**Dataset entries on figures:**

┏━━

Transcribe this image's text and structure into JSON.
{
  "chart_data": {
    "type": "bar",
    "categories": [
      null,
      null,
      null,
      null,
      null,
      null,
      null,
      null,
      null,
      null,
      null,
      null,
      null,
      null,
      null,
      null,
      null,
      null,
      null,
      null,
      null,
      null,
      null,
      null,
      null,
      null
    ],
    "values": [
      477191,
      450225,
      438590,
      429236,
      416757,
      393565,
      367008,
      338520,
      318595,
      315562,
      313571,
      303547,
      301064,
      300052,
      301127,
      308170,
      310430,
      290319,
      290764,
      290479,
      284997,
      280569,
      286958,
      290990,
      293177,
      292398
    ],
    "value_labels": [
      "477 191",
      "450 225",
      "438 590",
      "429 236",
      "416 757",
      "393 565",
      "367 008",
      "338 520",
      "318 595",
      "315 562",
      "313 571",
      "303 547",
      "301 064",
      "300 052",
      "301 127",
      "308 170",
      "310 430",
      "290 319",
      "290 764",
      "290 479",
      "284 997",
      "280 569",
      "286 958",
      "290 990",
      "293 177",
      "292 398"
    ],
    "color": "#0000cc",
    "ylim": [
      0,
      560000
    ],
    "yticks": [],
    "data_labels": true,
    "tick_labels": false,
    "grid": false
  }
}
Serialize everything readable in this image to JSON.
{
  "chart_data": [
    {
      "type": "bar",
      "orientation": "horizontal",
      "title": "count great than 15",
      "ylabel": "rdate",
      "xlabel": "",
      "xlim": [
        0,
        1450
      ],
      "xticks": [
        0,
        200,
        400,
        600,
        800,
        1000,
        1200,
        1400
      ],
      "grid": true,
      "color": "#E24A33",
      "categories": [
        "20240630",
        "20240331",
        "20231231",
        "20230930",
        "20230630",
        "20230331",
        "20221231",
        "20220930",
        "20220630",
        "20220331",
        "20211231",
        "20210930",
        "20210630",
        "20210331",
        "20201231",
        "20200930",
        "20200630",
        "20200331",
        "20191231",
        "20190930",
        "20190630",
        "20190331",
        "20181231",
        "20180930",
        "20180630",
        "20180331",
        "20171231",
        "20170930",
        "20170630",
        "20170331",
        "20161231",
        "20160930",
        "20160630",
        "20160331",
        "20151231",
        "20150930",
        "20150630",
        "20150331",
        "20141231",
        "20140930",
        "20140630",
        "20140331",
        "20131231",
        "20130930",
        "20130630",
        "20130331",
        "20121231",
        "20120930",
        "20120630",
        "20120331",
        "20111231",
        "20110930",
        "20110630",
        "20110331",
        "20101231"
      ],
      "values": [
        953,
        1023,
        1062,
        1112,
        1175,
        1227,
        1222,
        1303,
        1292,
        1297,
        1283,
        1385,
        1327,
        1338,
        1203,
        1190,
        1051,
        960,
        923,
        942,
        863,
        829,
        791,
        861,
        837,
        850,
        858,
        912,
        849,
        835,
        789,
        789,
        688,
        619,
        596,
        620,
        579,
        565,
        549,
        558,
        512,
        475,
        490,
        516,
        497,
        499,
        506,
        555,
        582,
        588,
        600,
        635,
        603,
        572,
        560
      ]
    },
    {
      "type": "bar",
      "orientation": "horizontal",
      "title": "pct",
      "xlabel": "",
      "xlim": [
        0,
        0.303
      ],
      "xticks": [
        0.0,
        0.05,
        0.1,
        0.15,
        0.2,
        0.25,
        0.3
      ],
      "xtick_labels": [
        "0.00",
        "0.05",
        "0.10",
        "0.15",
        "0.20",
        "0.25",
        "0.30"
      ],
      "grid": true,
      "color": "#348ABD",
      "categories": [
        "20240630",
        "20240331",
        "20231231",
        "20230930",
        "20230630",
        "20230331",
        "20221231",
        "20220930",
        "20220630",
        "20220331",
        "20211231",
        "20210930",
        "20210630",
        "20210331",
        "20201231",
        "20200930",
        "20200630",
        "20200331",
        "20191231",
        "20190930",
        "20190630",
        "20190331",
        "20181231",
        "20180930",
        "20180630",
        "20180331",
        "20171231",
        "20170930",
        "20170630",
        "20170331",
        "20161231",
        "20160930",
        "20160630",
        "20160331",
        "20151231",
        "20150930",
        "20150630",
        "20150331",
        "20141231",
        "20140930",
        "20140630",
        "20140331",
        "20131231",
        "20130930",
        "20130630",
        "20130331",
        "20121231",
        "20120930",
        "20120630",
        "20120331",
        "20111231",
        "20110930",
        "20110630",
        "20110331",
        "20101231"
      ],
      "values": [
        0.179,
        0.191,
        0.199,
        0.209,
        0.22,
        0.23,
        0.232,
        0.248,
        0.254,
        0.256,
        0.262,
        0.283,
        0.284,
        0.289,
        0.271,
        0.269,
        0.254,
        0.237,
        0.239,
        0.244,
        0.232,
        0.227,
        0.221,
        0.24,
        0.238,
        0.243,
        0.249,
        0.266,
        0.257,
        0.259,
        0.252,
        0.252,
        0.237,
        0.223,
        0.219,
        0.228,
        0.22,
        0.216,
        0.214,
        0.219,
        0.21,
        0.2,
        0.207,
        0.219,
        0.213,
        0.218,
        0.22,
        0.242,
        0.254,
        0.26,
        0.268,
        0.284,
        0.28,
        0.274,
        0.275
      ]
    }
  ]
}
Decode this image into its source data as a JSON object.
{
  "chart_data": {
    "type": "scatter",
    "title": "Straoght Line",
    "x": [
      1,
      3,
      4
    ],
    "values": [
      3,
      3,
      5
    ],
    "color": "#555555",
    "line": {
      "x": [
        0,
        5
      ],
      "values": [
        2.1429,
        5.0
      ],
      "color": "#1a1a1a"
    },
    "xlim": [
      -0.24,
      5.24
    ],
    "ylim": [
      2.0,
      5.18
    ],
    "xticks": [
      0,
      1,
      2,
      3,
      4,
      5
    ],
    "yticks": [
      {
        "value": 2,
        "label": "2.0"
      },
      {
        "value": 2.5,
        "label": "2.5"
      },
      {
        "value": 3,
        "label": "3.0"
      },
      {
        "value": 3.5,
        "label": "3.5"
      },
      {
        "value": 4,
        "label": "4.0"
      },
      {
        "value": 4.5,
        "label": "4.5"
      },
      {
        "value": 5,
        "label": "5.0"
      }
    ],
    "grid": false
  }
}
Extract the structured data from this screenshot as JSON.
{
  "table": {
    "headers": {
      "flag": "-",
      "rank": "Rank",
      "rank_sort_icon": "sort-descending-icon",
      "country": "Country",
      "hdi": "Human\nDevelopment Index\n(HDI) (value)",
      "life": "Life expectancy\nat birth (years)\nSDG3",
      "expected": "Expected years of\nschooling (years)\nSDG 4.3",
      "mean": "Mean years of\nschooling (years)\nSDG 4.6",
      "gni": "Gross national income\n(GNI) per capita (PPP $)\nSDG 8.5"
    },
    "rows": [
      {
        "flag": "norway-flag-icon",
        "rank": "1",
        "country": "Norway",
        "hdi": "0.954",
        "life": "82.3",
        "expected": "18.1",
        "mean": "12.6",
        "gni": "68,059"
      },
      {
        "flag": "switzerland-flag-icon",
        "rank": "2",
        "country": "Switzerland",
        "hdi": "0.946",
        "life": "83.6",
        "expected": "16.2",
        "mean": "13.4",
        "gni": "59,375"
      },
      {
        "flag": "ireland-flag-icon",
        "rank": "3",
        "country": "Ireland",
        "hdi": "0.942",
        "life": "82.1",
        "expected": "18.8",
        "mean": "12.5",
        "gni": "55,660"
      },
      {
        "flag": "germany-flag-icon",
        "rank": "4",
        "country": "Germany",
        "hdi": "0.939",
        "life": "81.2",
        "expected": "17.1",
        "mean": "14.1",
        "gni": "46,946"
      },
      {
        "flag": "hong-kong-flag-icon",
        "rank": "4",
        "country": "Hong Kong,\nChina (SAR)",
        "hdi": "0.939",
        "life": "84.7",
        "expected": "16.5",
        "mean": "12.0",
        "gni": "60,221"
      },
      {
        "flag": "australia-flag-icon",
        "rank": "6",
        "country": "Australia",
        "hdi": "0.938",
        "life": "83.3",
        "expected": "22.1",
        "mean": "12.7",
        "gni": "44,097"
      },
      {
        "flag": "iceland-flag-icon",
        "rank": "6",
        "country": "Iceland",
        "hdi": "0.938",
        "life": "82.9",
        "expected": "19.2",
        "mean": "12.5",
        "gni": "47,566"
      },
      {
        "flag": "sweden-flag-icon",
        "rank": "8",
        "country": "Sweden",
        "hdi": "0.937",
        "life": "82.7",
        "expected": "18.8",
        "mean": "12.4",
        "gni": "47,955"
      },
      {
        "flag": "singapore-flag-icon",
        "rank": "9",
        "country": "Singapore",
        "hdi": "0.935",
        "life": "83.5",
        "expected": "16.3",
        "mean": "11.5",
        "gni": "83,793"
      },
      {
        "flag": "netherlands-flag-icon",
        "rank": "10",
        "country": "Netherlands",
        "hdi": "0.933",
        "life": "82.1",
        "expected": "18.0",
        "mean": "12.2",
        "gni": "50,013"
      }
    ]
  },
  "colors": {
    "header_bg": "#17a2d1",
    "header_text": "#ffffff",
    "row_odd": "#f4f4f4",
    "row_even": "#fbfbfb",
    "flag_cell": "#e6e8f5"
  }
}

┗━━

**Task directions:** Collect each line above holding the string "into".

**Finished task:**
Transcribe this image's text and structure into JSON.
Decode this image into its source data as a JSON object.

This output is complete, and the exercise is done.